# Work required
Scan the records below. List lines holding "atividade".

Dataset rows
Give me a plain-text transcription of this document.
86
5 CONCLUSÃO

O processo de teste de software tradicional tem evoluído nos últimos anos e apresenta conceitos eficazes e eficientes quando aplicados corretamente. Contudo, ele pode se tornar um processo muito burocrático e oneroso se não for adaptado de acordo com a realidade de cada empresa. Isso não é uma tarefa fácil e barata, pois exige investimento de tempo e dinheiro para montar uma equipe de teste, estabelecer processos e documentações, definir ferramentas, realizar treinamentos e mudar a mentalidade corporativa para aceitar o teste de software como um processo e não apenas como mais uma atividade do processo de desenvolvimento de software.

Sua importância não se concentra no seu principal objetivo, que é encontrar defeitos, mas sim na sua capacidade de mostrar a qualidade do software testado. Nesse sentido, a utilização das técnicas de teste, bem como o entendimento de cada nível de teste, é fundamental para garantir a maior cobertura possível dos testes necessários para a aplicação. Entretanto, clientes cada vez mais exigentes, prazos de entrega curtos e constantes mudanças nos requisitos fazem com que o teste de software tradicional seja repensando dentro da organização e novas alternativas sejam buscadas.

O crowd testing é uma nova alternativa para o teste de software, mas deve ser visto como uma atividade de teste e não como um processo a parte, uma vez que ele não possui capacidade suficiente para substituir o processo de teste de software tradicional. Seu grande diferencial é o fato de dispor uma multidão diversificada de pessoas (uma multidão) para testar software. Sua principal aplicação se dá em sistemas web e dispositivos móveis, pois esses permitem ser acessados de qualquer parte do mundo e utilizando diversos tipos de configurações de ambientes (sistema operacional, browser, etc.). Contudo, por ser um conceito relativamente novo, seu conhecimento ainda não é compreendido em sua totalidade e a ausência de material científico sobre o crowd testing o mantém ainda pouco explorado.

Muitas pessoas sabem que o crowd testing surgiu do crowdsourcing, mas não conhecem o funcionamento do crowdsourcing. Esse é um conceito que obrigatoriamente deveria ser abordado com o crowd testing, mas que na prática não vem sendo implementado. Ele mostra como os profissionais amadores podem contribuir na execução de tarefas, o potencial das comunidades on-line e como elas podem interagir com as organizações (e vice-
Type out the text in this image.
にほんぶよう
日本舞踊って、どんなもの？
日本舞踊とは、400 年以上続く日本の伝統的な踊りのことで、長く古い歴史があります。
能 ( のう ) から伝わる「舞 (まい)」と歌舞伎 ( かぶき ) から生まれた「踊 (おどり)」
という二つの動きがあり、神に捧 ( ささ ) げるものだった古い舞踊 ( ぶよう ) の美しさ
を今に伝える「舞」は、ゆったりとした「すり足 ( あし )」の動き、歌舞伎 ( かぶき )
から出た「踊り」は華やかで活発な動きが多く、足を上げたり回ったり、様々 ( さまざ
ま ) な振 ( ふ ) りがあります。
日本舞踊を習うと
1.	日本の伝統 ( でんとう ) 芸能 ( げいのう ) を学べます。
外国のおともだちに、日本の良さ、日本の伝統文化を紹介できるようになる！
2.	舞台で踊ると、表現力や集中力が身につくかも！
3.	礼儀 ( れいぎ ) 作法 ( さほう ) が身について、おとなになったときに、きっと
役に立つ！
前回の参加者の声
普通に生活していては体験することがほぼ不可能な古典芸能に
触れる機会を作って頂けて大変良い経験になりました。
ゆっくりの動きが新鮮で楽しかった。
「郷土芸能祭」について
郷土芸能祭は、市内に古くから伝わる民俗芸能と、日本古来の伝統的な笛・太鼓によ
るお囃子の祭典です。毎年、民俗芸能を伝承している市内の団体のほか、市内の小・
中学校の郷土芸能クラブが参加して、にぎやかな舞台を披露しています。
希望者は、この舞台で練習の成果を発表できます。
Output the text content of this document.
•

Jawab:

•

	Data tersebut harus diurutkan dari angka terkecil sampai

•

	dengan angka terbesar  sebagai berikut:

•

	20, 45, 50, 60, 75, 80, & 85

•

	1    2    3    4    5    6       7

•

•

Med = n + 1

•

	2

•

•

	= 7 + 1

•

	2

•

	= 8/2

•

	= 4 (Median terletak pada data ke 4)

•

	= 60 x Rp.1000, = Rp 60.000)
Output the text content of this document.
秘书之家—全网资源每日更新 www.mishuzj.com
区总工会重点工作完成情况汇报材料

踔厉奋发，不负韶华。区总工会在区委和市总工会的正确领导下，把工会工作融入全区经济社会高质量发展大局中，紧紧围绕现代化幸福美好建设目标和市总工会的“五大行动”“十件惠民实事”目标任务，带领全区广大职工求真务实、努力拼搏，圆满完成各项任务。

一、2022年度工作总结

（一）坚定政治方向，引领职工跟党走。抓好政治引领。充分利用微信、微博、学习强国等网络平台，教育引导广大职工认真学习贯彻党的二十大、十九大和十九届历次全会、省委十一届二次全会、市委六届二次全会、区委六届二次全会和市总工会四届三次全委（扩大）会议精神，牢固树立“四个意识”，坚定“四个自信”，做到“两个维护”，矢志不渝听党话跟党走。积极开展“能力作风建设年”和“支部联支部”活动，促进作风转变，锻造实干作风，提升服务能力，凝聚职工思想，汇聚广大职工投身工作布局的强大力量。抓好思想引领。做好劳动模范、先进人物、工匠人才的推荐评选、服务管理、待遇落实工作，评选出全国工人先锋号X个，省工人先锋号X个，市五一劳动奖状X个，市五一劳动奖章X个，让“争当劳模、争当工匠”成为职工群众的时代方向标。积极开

# Result
O processo de teste de software tradicional tem evoluído nos últimos anos e apresenta conceitos eficazes e eficientes quando aplicados corretamente. Contudo, ele pode se tornar um processo muito burocrático e oneroso se não for adaptado de acordo com a realidade de cada empresa. Isso não é uma tarefa fácil e barata, pois exige investimento de tempo e dinheiro para montar uma equipe de teste, estabelecer processos e documentações, definir ferramentas, realizar treinamentos e mudar a mentalidade corporativa para aceitar o teste de software como um processo e não apenas como mais uma atividade do processo de desenvolvimento de software.
O crowd testing é uma nova alternativa para o teste de software, mas deve ser visto como uma atividade de teste e não como um processo a parte, uma vez que ele não possui capacidade suficiente para substituir o processo de teste de software tradicional. Seu grande diferencial é o fato de dispor uma multidão diversificada de pessoas (uma multidão) para testar software. Sua principal aplicação se dá em sistemas web e dispositivos móveis, pois esses permitem ser acessados de qualquer parte do mundo e utilizando diversos tipos de configurações de ambientes (sistema operacional, browser, etc.). Contudo, por ser um conceito relativamente novo, seu conhecimento ainda não é compreendido em sua totalidade e a ausência de material científico sobre o crowd testing o mantém ainda pouco explorado.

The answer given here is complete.